— begin Record set —

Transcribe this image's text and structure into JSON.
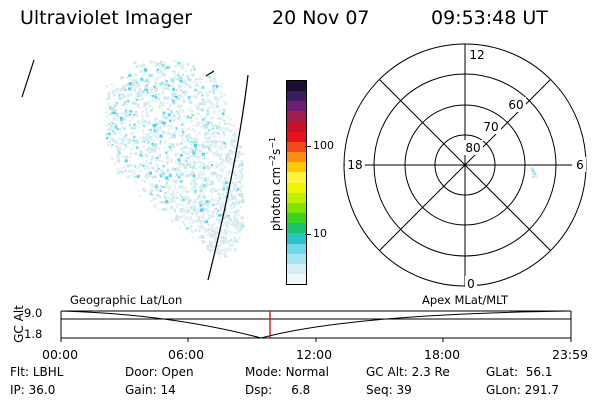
{
  "header": {
    "title": "Ultraviolet Imager",
    "date": "20 Nov 07",
    "time": "09:53:48 UT"
  },
  "colorbar": {
    "ticks": [
      "100",
      "10"
    ],
    "label_main": "photon cm",
    "label_exp1": "−2",
    "label_mid": "s",
    "label_exp2": "−1",
    "colors": [
      "#1a0f2e",
      "#3a1c63",
      "#6b1f73",
      "#9b1f4e",
      "#c9102a",
      "#e8101a",
      "#f5481a",
      "#ff8c10",
      "#ffc60a",
      "#fff23a",
      "#eef500",
      "#bff000",
      "#7ce600",
      "#3ad31f",
      "#19c46b",
      "#2ac3c6",
      "#6ed9e8",
      "#a6e6f0",
      "#d4eef2",
      "#eef6f8"
    ]
  },
  "polar_plot": {
    "mlt_labels": {
      "top": "12",
      "left": "18",
      "right": "6",
      "bottom": "0"
    },
    "lat_labels": [
      "60",
      "70",
      "80"
    ]
  },
  "timeline": {
    "axis_title": "GC Alt",
    "y_labels": [
      "9.0",
      "1.8"
    ],
    "left_label": "Geographic Lat/Lon",
    "right_label": "Apex MLat/MLT",
    "x_labels": [
      "00:00",
      "06:00",
      "12:00",
      "18:00",
      "23:59"
    ],
    "current_time_color": "#e00000"
  },
  "footer": {
    "row1": [
      {
        "label": "Flt:",
        "value": "LBHL"
      },
      {
        "label": "Door:",
        "value": "Open"
      },
      {
        "label": "Mode:",
        "value": "Normal"
      },
      {
        "label": "GC Alt:",
        "value": "2.3 Re"
      },
      {
        "label": "GLat:",
        "value": "56.1"
      }
    ],
    "row2": [
      {
        "label": "IP:",
        "value": "36.0"
      },
      {
        "label": "Gain:",
        "value": "14"
      },
      {
        "label": "Dsp:",
        "value": "6.8"
      },
      {
        "label": "Seq:",
        "value": "39"
      },
      {
        "label": "GLon:",
        "value": "291.7"
      }
    ]
  }
}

— end Record set —

— Directions for this task —
Apart from the pictures, the entries above are to be repeated in full and exactly.

— Result of this task —
Transcribe this image's text and structure into JSON.
{
  "header": {
    "title": "Ultraviolet Imager",
    "date": "20 Nov 07",
    "time": "09:53:48 UT"
  },
  "colorbar": {
    "ticks": [
      "100",
      "10"
    ],
    "label_main": "photon cm",
    "label_exp1": "−2",
    "label_mid": "s",
    "label_exp2": "−1",
    "colors": [
      "#1a0f2e",
      "#3a1c63",
      "#6b1f73",
      "#9b1f4e",
      "#c9102a",
      "#e8101a",
      "#f5481a",
      "#ff8c10",
      "#ffc60a",
      "#fff23a",
      "#eef500",
      "#bff000",
      "#7ce600",
      "#3ad31f",
      "#19c46b",
      "#2ac3c6",
      "#6ed9e8",
      "#a6e6f0",
      "#d4eef2",
      "#eef6f8"
    ]
  },
  "polar_plot": {
    "mlt_labels": {
      "top": "12",
      "left": "18",
      "right": "6",
      "bottom": "0"
    },
    "lat_labels": [
      "60",
      "70",
      "80"
    ]
  },
  "timeline": {
    "axis_title": "GC Alt",
    "y_labels": [
      "9.0",
      "1.8"
    ],
    "left_label": "Geographic Lat/Lon",
    "right_label": "Apex MLat/MLT",
    "x_labels": [
      "00:00",
      "06:00",
      "12:00",
      "18:00",
      "23:59"
    ],
    "current_time_color": "#e00000"
  },
  "footer": {
    "row1": [
      {
        "label": "Flt:",
        "value": "LBHL"
      },
      {
        "label": "Door:",
        "value": "Open"
      },
      {
        "label": "Mode:",
        "value": "Normal"
      },
      {
        "label": "GC Alt:",
        "value": "2.3 Re"
      },
      {
        "label": "GLat:",
        "value": "56.1"
      }
    ],
    "row2": [
      {
        "label": "IP:",
        "value": "36.0"
      },
      {
        "label": "Gain:",
        "value": "14"
      },
      {
        "label": "Dsp:",
        "value": "6.8"
      },
      {
        "label": "Seq:",
        "value": "39"
      },
      {
        "label": "GLon:",
        "value": "291.7"
      }
    ]
  }
}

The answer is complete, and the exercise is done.